→ Exercise description
Retype the listing that follows, word for word.
— START OF Given entries —
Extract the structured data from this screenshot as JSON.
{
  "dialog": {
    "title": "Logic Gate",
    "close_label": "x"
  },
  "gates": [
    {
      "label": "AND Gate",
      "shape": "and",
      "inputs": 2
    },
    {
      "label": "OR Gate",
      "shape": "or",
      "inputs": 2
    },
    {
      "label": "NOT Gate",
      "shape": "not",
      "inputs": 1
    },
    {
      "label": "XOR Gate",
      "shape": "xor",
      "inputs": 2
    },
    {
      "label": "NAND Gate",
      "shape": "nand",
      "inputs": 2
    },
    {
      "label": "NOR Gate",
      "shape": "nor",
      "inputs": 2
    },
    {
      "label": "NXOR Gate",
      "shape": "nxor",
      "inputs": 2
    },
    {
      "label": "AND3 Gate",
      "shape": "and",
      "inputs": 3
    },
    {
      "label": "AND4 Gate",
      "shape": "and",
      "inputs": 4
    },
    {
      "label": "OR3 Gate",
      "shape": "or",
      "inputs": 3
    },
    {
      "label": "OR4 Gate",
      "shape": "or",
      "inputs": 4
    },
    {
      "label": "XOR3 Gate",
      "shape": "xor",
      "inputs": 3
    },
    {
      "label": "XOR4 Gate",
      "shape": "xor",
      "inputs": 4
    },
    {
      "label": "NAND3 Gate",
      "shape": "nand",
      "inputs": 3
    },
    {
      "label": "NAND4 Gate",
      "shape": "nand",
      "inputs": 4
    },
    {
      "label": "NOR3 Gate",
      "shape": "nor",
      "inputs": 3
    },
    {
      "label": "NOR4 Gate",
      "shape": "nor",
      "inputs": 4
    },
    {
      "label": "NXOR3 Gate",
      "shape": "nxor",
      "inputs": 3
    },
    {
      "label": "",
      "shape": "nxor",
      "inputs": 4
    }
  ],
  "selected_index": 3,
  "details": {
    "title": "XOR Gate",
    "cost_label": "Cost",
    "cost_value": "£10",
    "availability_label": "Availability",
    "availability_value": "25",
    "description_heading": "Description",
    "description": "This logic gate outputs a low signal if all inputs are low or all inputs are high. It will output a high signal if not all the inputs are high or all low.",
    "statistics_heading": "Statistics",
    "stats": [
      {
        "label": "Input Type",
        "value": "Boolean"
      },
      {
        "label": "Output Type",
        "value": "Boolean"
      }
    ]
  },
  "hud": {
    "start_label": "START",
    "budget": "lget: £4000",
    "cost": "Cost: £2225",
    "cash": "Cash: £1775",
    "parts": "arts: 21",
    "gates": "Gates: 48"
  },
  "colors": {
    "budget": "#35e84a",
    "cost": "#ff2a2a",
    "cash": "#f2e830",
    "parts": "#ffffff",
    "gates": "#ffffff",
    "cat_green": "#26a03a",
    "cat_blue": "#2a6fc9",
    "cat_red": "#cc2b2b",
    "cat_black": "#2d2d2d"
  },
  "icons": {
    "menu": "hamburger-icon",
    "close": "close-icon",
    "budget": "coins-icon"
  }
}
— END OF Given entries —
→ Result
Extract the structured data from this screenshot as JSON.
{
  "dialog": {
    "title": "Logic Gate",
    "close_label": "x"
  },
  "gates": [
    {
      "label": "AND Gate",
      "shape": "and",
      "inputs": 2
    },
    {
      "label": "OR Gate",
      "shape": "or",
      "inputs": 2
    },
    {
      "label": "NOT Gate",
      "shape": "not",
      "inputs": 1
    },
    {
      "label": "XOR Gate",
      "shape": "xor",
      "inputs": 2
    },
    {
      "label": "NAND Gate",
      "shape": "nand",
      "inputs": 2
    },
    {
      "label": "NOR Gate",
      "shape": "nor",
      "inputs": 2
    },
    {
      "label": "NXOR Gate",
      "shape": "nxor",
      "inputs": 2
    },
    {
      "label": "AND3 Gate",
      "shape": "and",
      "inputs": 3
    },
    {
      "label": "AND4 Gate",
      "shape": "and",
      "inputs": 4
    },
    {
      "label": "OR3 Gate",
      "shape": "or",
      "inputs": 3
    },
    {
      "label": "OR4 Gate",
      "shape": "or",
      "inputs": 4
    },
    {
      "label": "XOR3 Gate",
      "shape": "xor",
      "inputs": 3
    },
    {
      "label": "XOR4 Gate",
      "shape": "xor",
      "inputs": 4
    },
    {
      "label": "NAND3 Gate",
      "shape": "nand",
      "inputs": 3
    },
    {
      "label": "NAND4 Gate",
      "shape": "nand",
      "inputs": 4
    },
    {
      "label": "NOR3 Gate",
      "shape": "nor",
      "inputs": 3
    },
    {
      "label": "NOR4 Gate",
      "shape": "nor",
      "inputs": 4
    },
    {
      "label": "NXOR3 Gate",
      "shape": "nxor",
      "inputs": 3
    },
    {
      "label": "",
      "shape": "nxor",
      "inputs": 4
    }
  ],
  "selected_index": 3,
  "details": {
    "title": "XOR Gate",
    "cost_label": "Cost",
    "cost_value": "£10",
    "availability_label": "Availability",
    "availability_value": "25",
    "description_heading": "Description",
    "description": "This logic gate outputs a low signal if all inputs are low or all inputs are high. It will output a high signal if not all the inputs are high or all low.",
    "statistics_heading": "Statistics",
    "stats": [
      {
        "label": "Input Type",
        "value": "Boolean"
      },
      {
        "label": "Output Type",
        "value": "Boolean"
      }
    ]
  },
  "hud": {
    "start_label": "START",
    "budget": "lget: £4000",
    "cost": "Cost: £2225",
    "cash": "Cash: £1775",
    "parts": "arts: 21",
    "gates": "Gates: 48"
  },
  "colors": {
    "budget": "#35e84a",
    "cost": "#ff2a2a",
    "cash": "#f2e830",
    "parts": "#ffffff",
    "gates": "#ffffff",
    "cat_green": "#26a03a",
    "cat_blue": "#2a6fc9",
    "cat_red": "#cc2b2b",
    "cat_black": "#2d2d2d"
  },
  "icons": {
    "menu": "hamburger-icon",
    "close": "close-icon",
    "budget": "coins-icon"
  }
}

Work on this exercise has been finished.